Copy each entry as it stands, leaving nothing out.

[Stored data]
=-=-=

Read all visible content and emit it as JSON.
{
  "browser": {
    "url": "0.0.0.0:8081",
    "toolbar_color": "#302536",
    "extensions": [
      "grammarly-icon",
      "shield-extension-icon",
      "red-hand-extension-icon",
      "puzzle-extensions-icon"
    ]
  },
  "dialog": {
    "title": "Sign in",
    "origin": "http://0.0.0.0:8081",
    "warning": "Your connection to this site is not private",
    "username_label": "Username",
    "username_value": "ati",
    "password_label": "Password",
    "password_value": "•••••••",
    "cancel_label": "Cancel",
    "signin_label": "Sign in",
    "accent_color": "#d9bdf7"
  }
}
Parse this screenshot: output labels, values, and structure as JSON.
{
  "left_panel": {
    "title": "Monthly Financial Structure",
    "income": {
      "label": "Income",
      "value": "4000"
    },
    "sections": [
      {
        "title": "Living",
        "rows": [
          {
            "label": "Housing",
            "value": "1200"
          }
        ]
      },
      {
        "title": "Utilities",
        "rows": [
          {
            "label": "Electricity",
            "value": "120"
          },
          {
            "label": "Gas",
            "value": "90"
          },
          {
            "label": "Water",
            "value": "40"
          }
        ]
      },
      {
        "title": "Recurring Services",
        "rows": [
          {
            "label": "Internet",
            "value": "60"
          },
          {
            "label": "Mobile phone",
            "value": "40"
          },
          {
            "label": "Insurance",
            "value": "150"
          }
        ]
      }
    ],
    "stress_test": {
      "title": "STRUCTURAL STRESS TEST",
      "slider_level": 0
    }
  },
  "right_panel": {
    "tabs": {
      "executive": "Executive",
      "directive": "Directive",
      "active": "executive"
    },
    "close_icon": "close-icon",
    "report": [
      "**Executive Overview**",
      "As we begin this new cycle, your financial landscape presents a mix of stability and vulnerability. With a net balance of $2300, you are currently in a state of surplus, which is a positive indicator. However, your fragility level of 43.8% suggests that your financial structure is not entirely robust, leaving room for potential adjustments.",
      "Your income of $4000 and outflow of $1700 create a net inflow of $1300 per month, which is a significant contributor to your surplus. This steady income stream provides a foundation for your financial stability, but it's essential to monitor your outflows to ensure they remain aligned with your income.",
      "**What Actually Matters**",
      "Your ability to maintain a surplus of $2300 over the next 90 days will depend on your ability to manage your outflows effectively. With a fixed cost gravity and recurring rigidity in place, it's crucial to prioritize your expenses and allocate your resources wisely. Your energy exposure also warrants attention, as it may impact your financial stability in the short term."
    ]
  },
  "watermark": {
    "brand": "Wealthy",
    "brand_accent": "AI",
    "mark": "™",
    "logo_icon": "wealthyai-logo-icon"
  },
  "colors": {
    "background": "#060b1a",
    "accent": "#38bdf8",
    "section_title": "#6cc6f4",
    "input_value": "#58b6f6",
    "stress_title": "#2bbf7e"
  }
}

=-=-=

TASK SOLUTION:
Read all visible content and emit it as JSON.
{
  "browser": {
    "url": "0.0.0.0:8081",
    "toolbar_color": "#302536",
    "extensions": [
      "grammarly-icon",
      "shield-extension-icon",
      "red-hand-extension-icon",
      "puzzle-extensions-icon"
    ]
  },
  "dialog": {
    "title": "Sign in",
    "origin": "http://0.0.0.0:8081",
    "warning": "Your connection to this site is not private",
    "username_label": "Username",
    "username_value": "ati",
    "password_label": "Password",
    "password_value": "•••••••",
    "cancel_label": "Cancel",
    "signin_label": "Sign in",
    "accent_color": "#d9bdf7"
  }
}
Parse this screenshot: output labels, values, and structure as JSON.
{
  "left_panel": {
    "title": "Monthly Financial Structure",
    "income": {
      "label": "Income",
      "value": "4000"
    },
    "sections": [
      {
        "title": "Living",
        "rows": [
          {
            "label": "Housing",
            "value": "1200"
          }
        ]
      },
      {
        "title": "Utilities",
        "rows": [
          {
            "label": "Electricity",
            "value": "120"
          },
          {
            "label": "Gas",
            "value": "90"
          },
          {
            "label": "Water",
            "value": "40"
          }
        ]
      },
      {
        "title": "Recurring Services",
        "rows": [
          {
            "label": "Internet",
            "value": "60"
          },
          {
            "label": "Mobile phone",
            "value": "40"
          },
          {
            "label": "Insurance",
            "value": "150"
          }
        ]
      }
    ],
    "stress_test": {
      "title": "STRUCTURAL STRESS TEST",
      "slider_level": 0
    }
  },
  "right_panel": {
    "tabs": {
      "executive": "Executive",
      "directive": "Directive",
      "active": "executive"
    },
    "close_icon": "close-icon",
    "report": [
      "**Executive Overview**",
      "As we begin this new cycle, your financial landscape presents a mix of stability and vulnerability. With a net balance of $2300, you are currently in a state of surplus, which is a positive indicator. However, your fragility level of 43.8% suggests that your financial structure is not entirely robust, leaving room for potential adjustments.",
      "Your income of $4000 and outflow of $1700 create a net inflow of $1300 per month, which is a significant contributor to your surplus. This steady income stream provides a foundation for your financial stability, but it's essential to monitor your outflows to ensure they remain aligned with your income.",
      "**What Actually Matters**",
      "Your ability to maintain a surplus of $2300 over the next 90 days will depend on your ability to manage your outflows effectively. With a fixed cost gravity and recurring rigidity in place, it's crucial to prioritize your expenses and allocate your resources wisely. Your energy exposure also warrants attention, as it may impact your financial stability in the short term."
    ]
  },
  "watermark": {
    "brand": "Wealthy",
    "brand_accent": "AI",
    "mark": "™",
    "logo_icon": "wealthyai-logo-icon"
  },
  "colors": {
    "background": "#060b1a",
    "accent": "#38bdf8",
    "section_title": "#6cc6f4",
    "input_value": "#58b6f6",
    "stress_title": "#2bbf7e"
  }
}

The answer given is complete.